WRITTEN INSTRUCTION:
Render the following material again verbatim, leaving nothing out.

Stored data entries:
—————

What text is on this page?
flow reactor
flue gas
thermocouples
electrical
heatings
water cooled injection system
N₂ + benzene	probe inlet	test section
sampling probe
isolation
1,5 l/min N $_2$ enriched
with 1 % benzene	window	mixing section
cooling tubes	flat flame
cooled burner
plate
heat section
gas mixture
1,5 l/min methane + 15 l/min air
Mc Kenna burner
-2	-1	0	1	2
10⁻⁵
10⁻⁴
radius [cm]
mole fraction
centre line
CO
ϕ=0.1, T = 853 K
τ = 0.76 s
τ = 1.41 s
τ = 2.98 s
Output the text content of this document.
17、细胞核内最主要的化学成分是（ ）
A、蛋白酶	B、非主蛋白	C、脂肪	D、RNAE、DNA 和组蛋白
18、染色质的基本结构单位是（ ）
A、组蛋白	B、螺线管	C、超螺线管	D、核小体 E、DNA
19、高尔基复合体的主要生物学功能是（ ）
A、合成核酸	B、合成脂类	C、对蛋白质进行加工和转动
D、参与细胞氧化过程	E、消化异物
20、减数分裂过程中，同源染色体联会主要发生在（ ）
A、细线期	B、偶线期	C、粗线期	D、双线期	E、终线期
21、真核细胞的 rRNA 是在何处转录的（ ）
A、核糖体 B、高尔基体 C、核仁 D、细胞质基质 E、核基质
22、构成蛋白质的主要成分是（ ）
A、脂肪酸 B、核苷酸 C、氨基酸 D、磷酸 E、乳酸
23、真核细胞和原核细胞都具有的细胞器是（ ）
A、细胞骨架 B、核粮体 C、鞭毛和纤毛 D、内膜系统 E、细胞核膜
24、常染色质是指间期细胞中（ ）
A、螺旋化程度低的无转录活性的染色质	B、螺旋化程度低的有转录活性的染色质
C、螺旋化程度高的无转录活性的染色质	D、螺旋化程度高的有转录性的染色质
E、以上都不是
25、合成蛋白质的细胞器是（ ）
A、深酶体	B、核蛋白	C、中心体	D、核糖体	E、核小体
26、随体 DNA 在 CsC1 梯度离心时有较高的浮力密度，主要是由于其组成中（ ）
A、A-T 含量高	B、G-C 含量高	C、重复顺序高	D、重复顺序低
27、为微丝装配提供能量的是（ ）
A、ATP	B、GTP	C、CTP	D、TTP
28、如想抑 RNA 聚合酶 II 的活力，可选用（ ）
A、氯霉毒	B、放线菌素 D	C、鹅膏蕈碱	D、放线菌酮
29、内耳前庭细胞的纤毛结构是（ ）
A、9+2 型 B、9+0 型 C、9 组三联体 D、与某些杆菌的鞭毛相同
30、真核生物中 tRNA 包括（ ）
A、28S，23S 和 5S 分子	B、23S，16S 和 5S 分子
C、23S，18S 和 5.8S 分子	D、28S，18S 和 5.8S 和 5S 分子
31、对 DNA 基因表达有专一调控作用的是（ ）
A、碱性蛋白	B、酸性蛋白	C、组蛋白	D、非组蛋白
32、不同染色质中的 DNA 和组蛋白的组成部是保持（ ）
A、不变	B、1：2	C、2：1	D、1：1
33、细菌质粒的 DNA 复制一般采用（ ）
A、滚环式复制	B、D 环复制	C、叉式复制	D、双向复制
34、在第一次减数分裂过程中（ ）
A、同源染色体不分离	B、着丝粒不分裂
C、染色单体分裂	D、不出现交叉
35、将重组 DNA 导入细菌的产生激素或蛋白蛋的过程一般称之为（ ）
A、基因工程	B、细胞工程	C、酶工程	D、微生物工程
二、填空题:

—————

CORRECT RESULT:
What text is on this page?
flow reactor
flue gas
thermocouples
electrical
heatings
water cooled injection system
N₂ + benzene	probe inlet	test section
sampling probe
isolation
1,5 l/min N $_2$ enriched
with 1 % benzene	window	mixing section
cooling tubes	flat flame
cooled burner
plate
heat section
gas mixture
1,5 l/min methane + 15 l/min air
Mc Kenna burner
-2	-1	0	1	2
10⁻⁵
10⁻⁴
radius [cm]
mole fraction
centre line
CO
ϕ=0.1, T = 853 K
τ = 0.76 s
τ = 1.41 s
τ = 2.98 s
Output the text content of this document.
17、细胞核内最主要的化学成分是（ ）
A、蛋白酶	B、非主蛋白	C、脂肪	D、RNAE、DNA 和组蛋白
18、染色质的基本结构单位是（ ）
A、组蛋白	B、螺线管	C、超螺线管	D、核小体 E、DNA
19、高尔基复合体的主要生物学功能是（ ）
A、合成核酸	B、合成脂类	C、对蛋白质进行加工和转动
D、参与细胞氧化过程	E、消化异物
20、减数分裂过程中，同源染色体联会主要发生在（ ）
A、细线期	B、偶线期	C、粗线期	D、双线期	E、终线期
21、真核细胞的 rRNA 是在何处转录的（ ）
A、核糖体 B、高尔基体 C、核仁 D、细胞质基质 E、核基质
22、构成蛋白质的主要成分是（ ）
A、脂肪酸 B、核苷酸 C、氨基酸 D、磷酸 E、乳酸
23、真核细胞和原核细胞都具有的细胞器是（ ）
A、细胞骨架 B、核粮体 C、鞭毛和纤毛 D、内膜系统 E、细胞核膜
24、常染色质是指间期细胞中（ ）
A、螺旋化程度低的无转录活性的染色质	B、螺旋化程度低的有转录活性的染色质
C、螺旋化程度高的无转录活性的染色质	D、螺旋化程度高的有转录性的染色质
E、以上都不是
25、合成蛋白质的细胞器是（ ）
A、深酶体	B、核蛋白	C、中心体	D、核糖体	E、核小体
26、随体 DNA 在 CsC1 梯度离心时有较高的浮力密度，主要是由于其组成中（ ）
A、A-T 含量高	B、G-C 含量高	C、重复顺序高	D、重复顺序低
27、为微丝装配提供能量的是（ ）
A、ATP	B、GTP	C、CTP	D、TTP
28、如想抑 RNA 聚合酶 II 的活力，可选用（ ）
A、氯霉毒	B、放线菌素 D	C、鹅膏蕈碱	D、放线菌酮
29、内耳前庭细胞的纤毛结构是（ ）
A、9+2 型 B、9+0 型 C、9 组三联体 D、与某些杆菌的鞭毛相同
30、真核生物中 tRNA 包括（ ）
A、28S，23S 和 5S 分子	B、23S，16S 和 5S 分子
C、23S，18S 和 5.8S 分子	D、28S，18S 和 5.8S 和 5S 分子
31、对 DNA 基因表达有专一调控作用的是（ ）
A、碱性蛋白	B、酸性蛋白	C、组蛋白	D、非组蛋白
32、不同染色质中的 DNA 和组蛋白的组成部是保持（ ）
A、不变	B、1：2	C、2：1	D、1：1
33、细菌质粒的 DNA 复制一般采用（ ）
A、滚环式复制	B、D 环复制	C、叉式复制	D、双向复制
34、在第一次减数分裂过程中（ ）
A、同源染色体不分离	B、着丝粒不分裂
C、染色单体分裂	D、不出现交叉
35、将重组 DNA 导入细菌的产生激素或蛋白蛋的过程一般称之为（ ）
A、基因工程	B、细胞工程	C、酶工程	D、微生物工程
二、填空题:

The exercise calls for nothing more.